Short exercise
Among the entries below, count the lines where the string "text" occurs, and give only the number.

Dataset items

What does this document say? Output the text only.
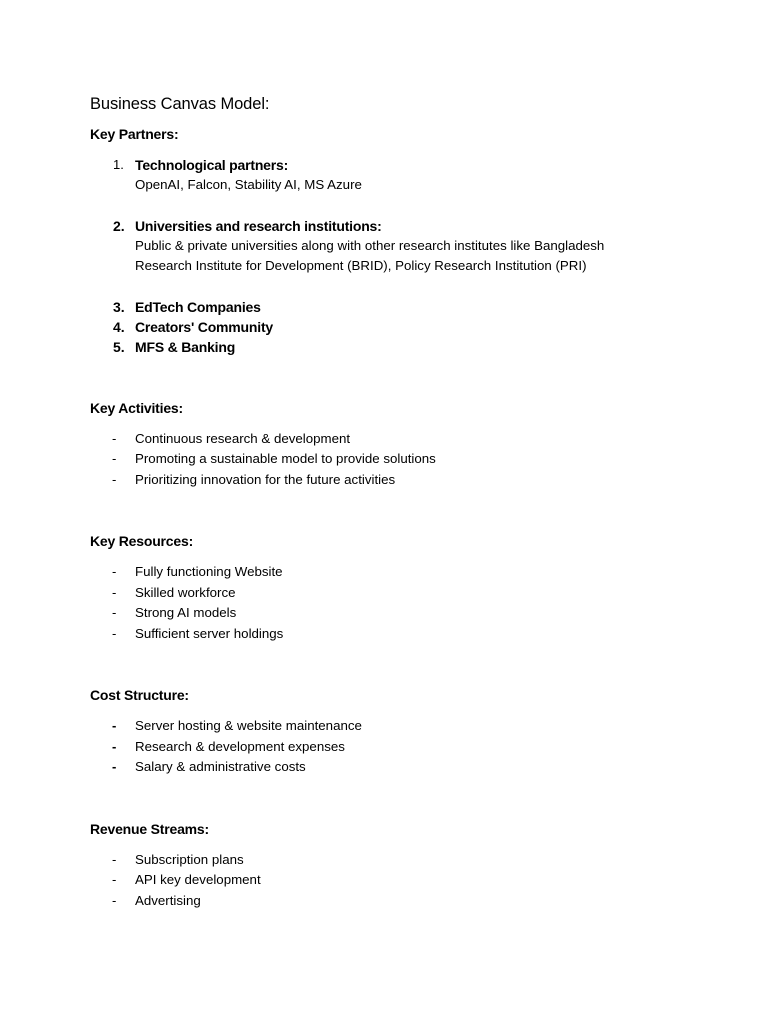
Business Canvas Model:
Key Partners:
1. Technological partners:
OpenAI, Falcon, Stability AI, MS Azure
2. Universities and research institutions:
Public & private universities along with other research institutes like Bangladesh
Research Institute for Development (BRID), Policy Research Institution (PRI)
3. EdTech Companies
4. Creators' Community
5. MFS & Banking
Key Activities:
- Continuous research & development
- Promoting a sustainable model to provide solutions
- Prioritizing innovation for the future activities
Key Resources:
- Fully functioning Website
- Skilled workforce
- Strong AI models
- Sufficient server holdings
Cost Structure:
- Server hosting & website maintenance
- Research & development expenses
- Salary & administrative costs
Revenue Streams:
- Subscription plans
- API key development
- Advertising
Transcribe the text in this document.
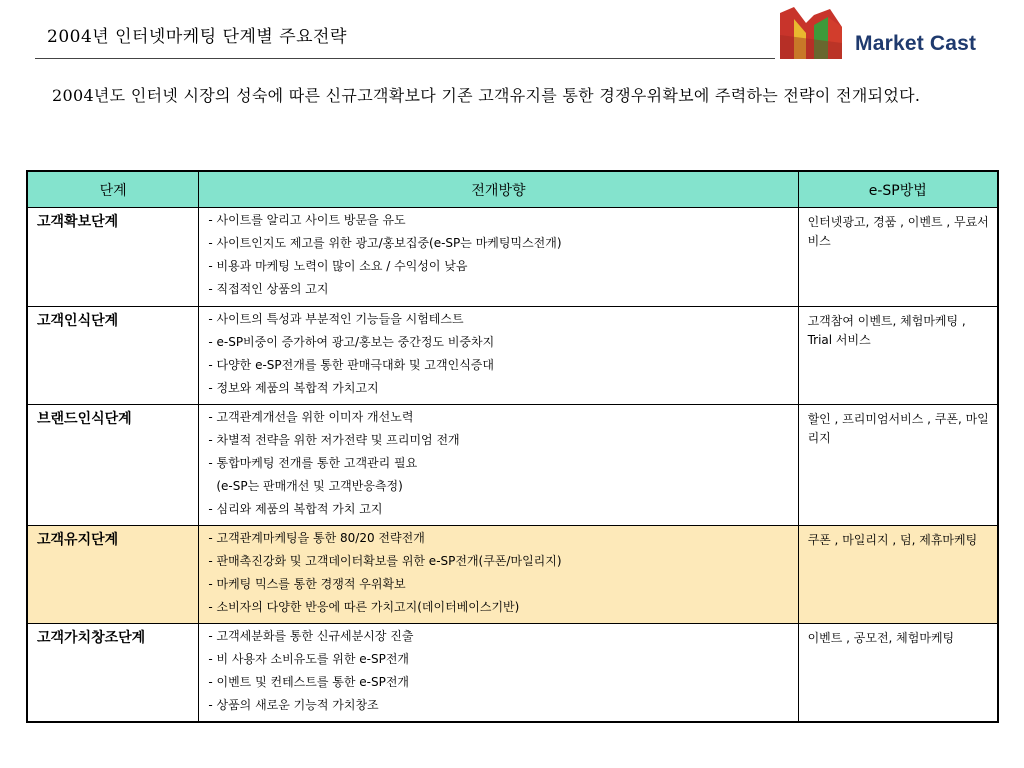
2004년 인터넷마케팅 단계별 주요전략	Market Cast
2004년도 인터넷 시장의 성숙에 따른 신규고객확보다 기존 고객유지를 통한 경쟁우위확보에 주력하는 전략이 전개되었다.
단계	전개방향	e-SP방법
고객확보단계	- 사이트를 알리고 사이트 방문을 유도
- 사이트인지도 제고를 위한 광고/홍보집중(e-SP는 마케팅믹스전개)
- 비용과 마케팅 노력이 많이 소요 / 수익성이 낮음
- 직접적인 상품의 고지	인터넷광고, 경품 , 이벤트 , 무료서비스
고객인식단계	- 사이트의 특성과 부분적인 기능들을 시험테스트
- e-SP비중이 증가하여 광고/홍보는 중간정도 비중차지
- 다양한 e-SP전개를 통한 판매극대화 및 고객인식증대
- 정보와 제품의 복합적 가치고지	고객참여 이벤트, 체험마케팅 , Trial 서비스
브랜드인식단계	- 고객관계개선을 위한 이미자 개선노력
- 차별적 전략을 위한 저가전략 및 프리미엄 전개
- 통합마케팅 전개를 통한 고객관리 필요
(e-SP는 판매개선 및 고객반응측정)
- 심리와 제품의 복합적 가치 고지	할인 , 프리미엄서비스 , 쿠폰, 마일리지
고객유지단계	- 고객관계마케팅을 통한 80/20 전략전개
- 판매촉진강화 및 고객데이터확보를 위한 e-SP전개(쿠폰/마일리지)
- 마케팅 믹스를 통한 경쟁적 우위확보
- 소비자의 다양한 반응에 따른 가치고지(데이터베이스기반)	쿠폰 , 마일리지 , 덤, 제휴마케팅
고객가치창조단계	- 고객세분화를 통한 신규세분시장 진출
- 비 사용자 소비유도를 위한 e-SP전개
- 이벤트 및 컨테스트를 통한 e-SP전개
- 상품의 새로운 기능적 가치창조	이벤트 , 공모전, 체험마케팅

Written answer
2